Start of Data extract

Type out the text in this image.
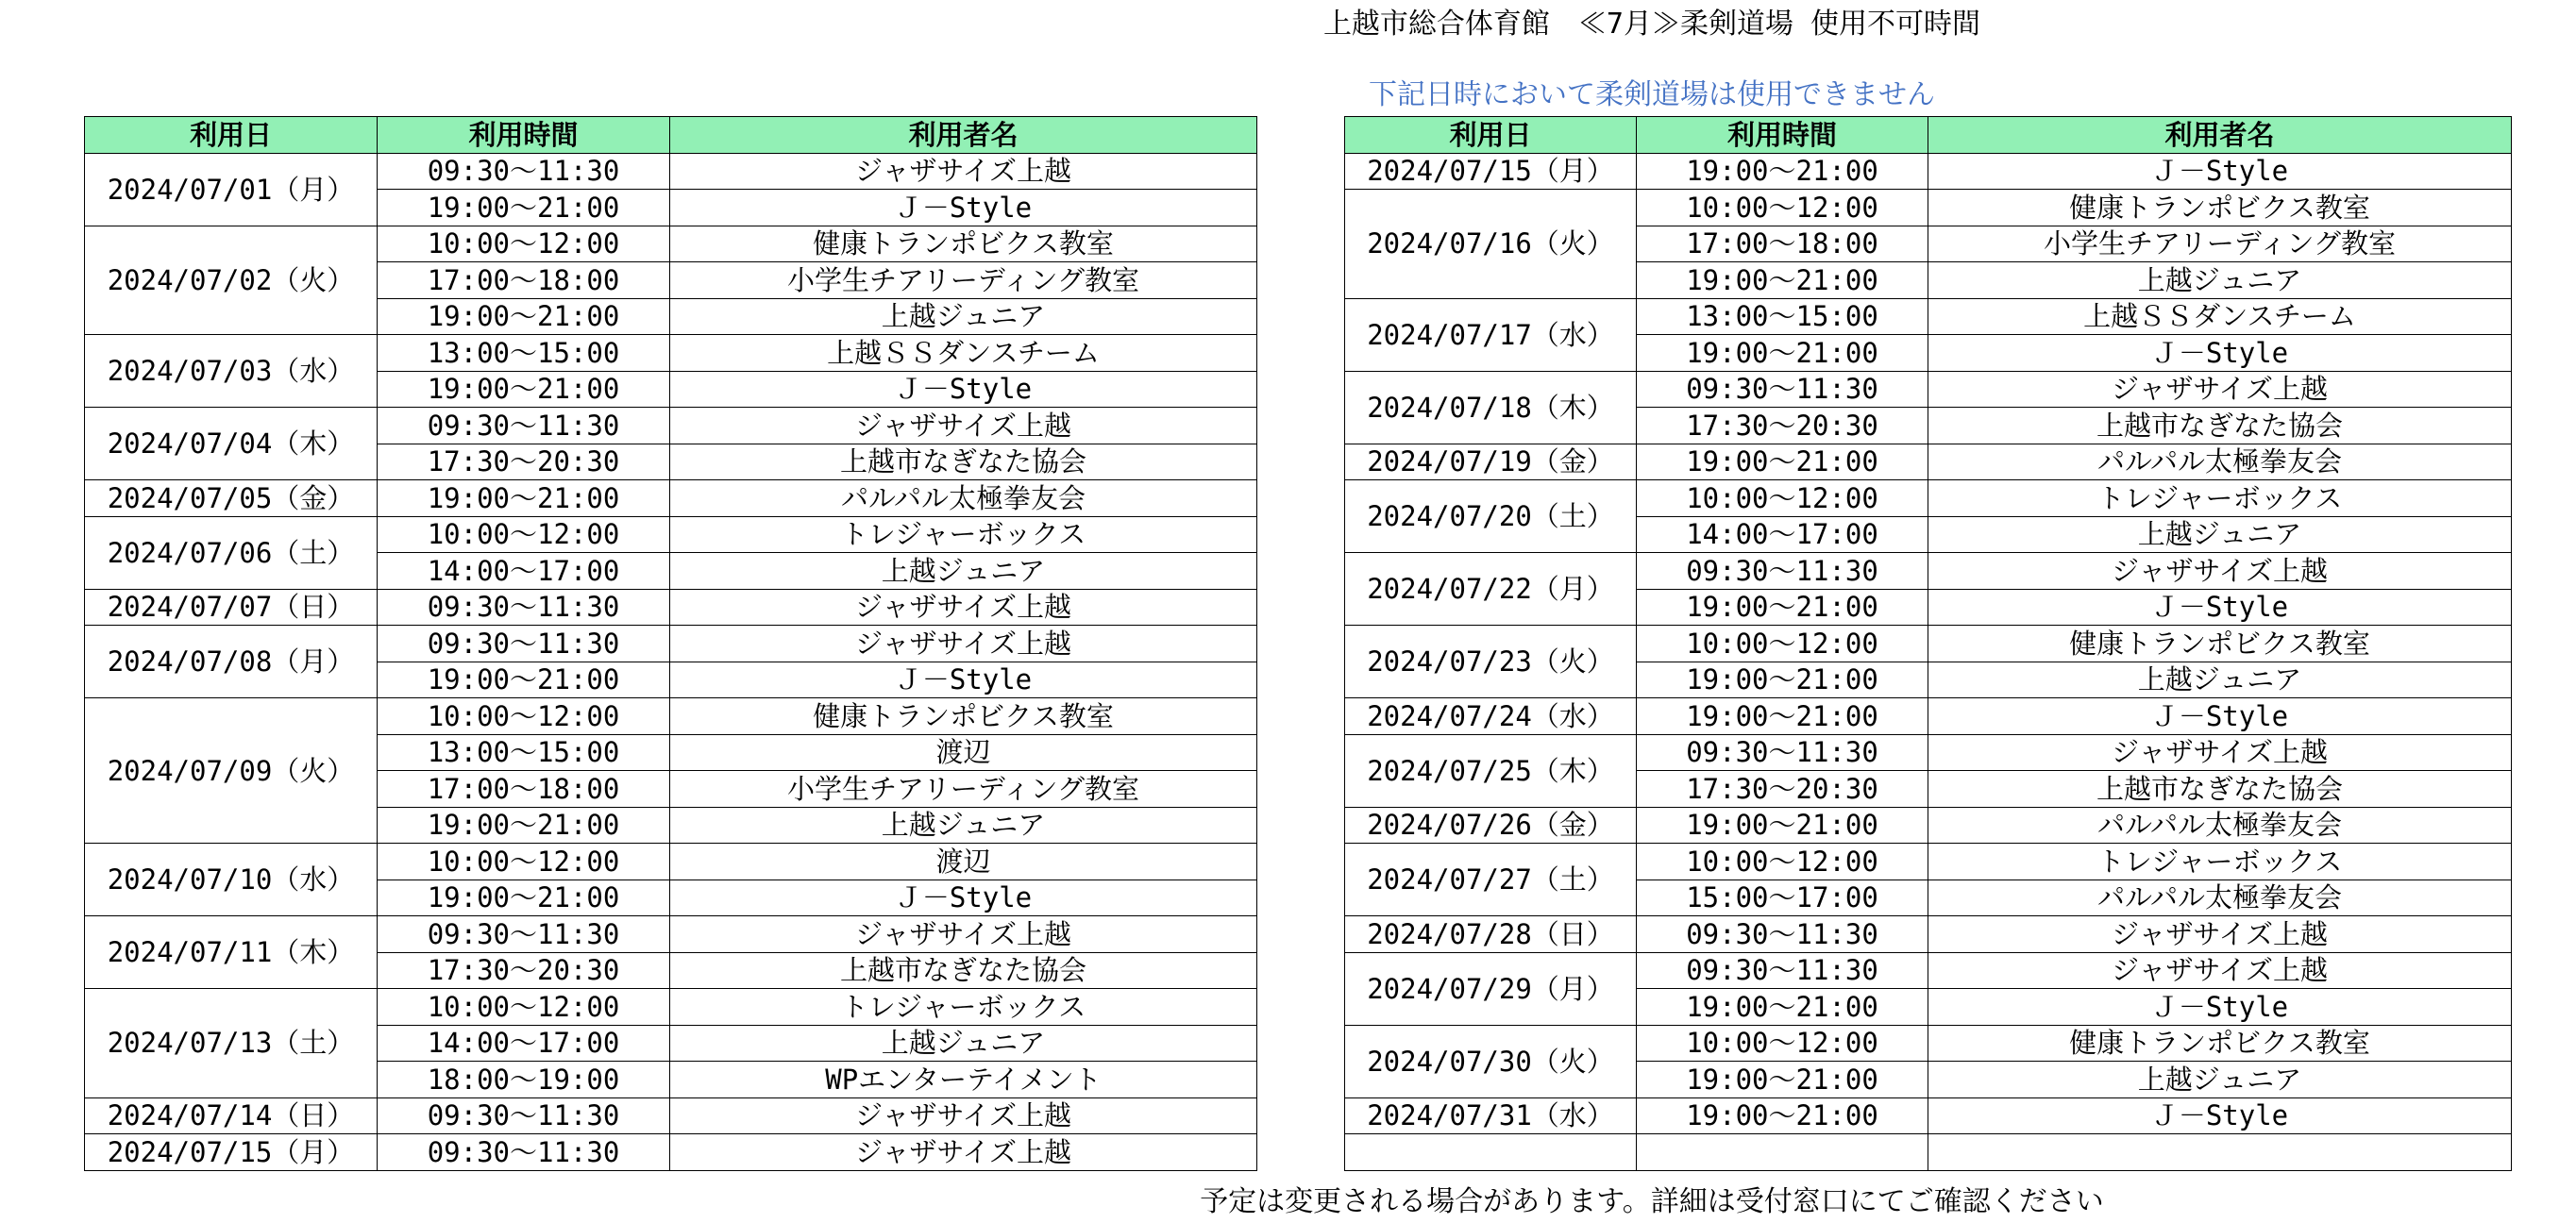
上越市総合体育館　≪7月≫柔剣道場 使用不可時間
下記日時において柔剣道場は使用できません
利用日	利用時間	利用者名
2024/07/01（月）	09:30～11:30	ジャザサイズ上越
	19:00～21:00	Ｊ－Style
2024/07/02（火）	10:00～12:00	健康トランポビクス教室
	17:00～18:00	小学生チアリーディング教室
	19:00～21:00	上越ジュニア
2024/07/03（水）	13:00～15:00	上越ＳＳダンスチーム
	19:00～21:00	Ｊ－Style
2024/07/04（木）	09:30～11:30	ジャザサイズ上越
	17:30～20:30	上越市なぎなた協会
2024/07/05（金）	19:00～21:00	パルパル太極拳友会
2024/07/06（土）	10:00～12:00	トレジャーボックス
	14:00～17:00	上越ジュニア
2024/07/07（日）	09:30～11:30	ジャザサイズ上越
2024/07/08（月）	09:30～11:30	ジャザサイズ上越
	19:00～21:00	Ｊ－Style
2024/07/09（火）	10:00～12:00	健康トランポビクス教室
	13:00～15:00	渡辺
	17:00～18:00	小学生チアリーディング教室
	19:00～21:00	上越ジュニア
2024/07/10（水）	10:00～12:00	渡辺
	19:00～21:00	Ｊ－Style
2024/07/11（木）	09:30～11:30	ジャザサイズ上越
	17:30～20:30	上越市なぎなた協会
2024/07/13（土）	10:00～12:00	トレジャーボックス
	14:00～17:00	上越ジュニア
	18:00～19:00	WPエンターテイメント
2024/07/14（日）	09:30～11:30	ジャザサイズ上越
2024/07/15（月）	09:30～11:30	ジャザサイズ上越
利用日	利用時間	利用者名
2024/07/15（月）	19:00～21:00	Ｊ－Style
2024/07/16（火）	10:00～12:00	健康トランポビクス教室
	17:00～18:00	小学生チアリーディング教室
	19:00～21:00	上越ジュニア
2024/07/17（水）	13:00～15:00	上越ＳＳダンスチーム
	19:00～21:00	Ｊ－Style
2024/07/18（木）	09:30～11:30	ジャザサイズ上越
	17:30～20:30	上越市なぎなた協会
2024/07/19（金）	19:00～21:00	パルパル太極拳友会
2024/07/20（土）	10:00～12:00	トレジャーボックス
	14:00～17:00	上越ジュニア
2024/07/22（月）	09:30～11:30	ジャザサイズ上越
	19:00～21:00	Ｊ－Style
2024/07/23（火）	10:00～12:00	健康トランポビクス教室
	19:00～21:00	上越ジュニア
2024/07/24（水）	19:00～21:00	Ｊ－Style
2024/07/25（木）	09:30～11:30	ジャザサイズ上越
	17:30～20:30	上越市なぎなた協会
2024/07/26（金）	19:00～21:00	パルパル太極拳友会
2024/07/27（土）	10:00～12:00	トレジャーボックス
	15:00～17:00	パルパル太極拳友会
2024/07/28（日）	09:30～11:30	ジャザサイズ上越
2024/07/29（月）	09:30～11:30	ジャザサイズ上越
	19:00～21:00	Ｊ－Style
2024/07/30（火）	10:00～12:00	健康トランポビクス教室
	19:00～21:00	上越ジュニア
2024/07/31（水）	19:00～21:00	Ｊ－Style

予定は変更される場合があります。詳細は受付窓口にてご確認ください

End of Data extract
Start of Data extract

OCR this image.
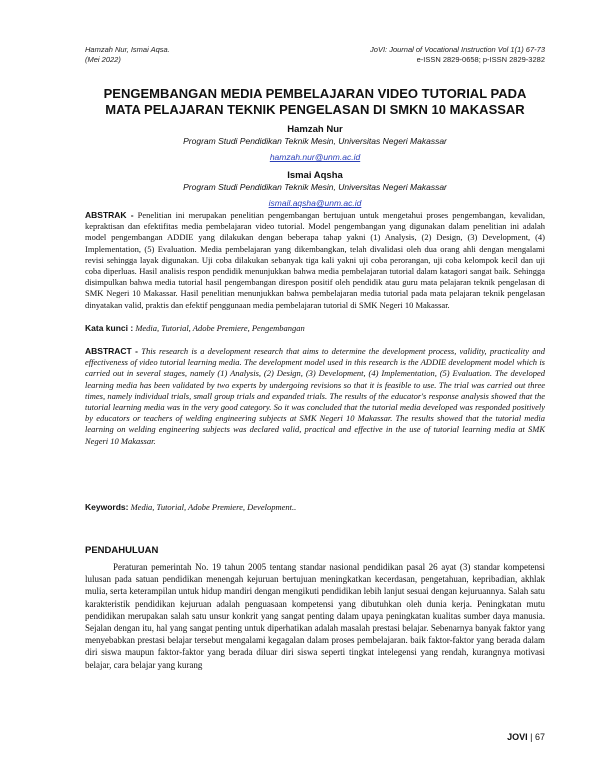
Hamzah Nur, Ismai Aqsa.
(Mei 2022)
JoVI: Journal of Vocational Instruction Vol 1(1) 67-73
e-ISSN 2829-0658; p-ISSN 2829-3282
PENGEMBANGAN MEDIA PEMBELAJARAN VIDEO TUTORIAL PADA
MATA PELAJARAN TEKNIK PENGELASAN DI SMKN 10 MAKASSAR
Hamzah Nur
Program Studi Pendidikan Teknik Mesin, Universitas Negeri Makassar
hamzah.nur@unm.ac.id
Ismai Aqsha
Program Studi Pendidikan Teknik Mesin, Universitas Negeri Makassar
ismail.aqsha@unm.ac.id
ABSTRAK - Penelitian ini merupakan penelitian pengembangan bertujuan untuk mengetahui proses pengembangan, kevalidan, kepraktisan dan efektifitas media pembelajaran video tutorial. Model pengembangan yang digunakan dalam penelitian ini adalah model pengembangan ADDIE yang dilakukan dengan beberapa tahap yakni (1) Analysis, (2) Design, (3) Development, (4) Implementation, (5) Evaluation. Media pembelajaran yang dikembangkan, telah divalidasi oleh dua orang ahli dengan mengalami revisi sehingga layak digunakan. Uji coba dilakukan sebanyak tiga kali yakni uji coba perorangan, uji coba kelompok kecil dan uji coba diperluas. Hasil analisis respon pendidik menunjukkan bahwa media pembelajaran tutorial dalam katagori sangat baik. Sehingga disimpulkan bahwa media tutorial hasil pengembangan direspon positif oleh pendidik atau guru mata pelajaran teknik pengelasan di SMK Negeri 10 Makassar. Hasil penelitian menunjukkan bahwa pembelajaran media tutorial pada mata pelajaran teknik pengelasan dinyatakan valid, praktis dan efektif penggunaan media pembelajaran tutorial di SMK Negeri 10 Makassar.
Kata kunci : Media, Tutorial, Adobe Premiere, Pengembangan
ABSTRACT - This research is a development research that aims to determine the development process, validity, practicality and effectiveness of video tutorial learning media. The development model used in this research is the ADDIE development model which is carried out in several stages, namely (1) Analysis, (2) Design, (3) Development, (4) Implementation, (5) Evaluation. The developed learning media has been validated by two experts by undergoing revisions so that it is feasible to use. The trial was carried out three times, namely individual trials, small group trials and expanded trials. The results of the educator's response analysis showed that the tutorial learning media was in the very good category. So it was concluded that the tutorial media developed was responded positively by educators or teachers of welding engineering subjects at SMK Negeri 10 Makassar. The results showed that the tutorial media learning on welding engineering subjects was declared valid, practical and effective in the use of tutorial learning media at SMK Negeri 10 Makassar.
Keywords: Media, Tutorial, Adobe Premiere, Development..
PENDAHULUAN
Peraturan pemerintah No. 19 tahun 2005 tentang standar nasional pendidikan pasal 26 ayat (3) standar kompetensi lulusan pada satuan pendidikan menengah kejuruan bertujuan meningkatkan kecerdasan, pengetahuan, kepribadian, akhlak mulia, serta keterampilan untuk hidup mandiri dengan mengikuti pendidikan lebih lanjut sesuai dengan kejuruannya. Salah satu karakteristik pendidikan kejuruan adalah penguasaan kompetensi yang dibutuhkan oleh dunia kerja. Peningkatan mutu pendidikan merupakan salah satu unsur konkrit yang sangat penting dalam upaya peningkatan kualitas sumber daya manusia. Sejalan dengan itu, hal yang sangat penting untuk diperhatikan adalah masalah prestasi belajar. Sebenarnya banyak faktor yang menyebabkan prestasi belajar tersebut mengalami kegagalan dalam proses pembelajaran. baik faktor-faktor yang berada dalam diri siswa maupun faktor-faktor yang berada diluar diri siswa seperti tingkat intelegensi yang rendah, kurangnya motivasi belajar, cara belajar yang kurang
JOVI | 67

End of Data extract

Search the listing for the word "Analysis" and return each line that holds it.

● **Result of the exercise**
ABSTRAK - Penelitian ini merupakan penelitian pengembangan bertujuan untuk mengetahui proses pengembangan, kevalidan, kepraktisan dan efektifitas media pembelajaran video tutorial. Model pengembangan yang digunakan dalam penelitian ini adalah model pengembangan ADDIE yang dilakukan dengan beberapa tahap yakni (1) Analysis, (2) Design, (3) Development, (4) Implementation, (5) Evaluation. Media pembelajaran yang dikembangkan, telah divalidasi oleh dua orang ahli dengan mengalami revisi sehingga layak digunakan. Uji coba dilakukan sebanyak tiga kali yakni uji coba perorangan, uji coba kelompok kecil dan uji coba diperluas. Hasil analisis respon pendidik menunjukkan bahwa media pembelajaran tutorial dalam katagori sangat baik. Sehingga disimpulkan bahwa media tutorial hasil pengembangan direspon positif oleh pendidik atau guru mata pelajaran teknik pengelasan di SMK Negeri 10 Makassar. Hasil penelitian menunjukkan bahwa pembelajaran media tutorial pada mata pelajaran teknik pengelasan dinyatakan valid, praktis dan efektif penggunaan media pembelajaran tutorial di SMK Negeri 10 Makassar.
ABSTRACT - This research is a development research that aims to determine the development process, validity, practicality and effectiveness of video tutorial learning media. The development model used in this research is the ADDIE development model which is carried out in several stages, namely (1) Analysis, (2) Design, (3) Development, (4) Implementation, (5) Evaluation. The developed learning media has been validated by two experts by undergoing revisions so that it is feasible to use. The trial was carried out three times, namely individual trials, small group trials and expanded trials. The results of the educator's response analysis showed that the tutorial learning media was in the very good category. So it was concluded that the tutorial media developed was responded positively by educators or teachers of welding engineering subjects at SMK Negeri 10 Makassar. The results showed that the tutorial media learning on welding engineering subjects was declared valid, practical and effective in the use of tutorial learning media at SMK Negeri 10 Makassar.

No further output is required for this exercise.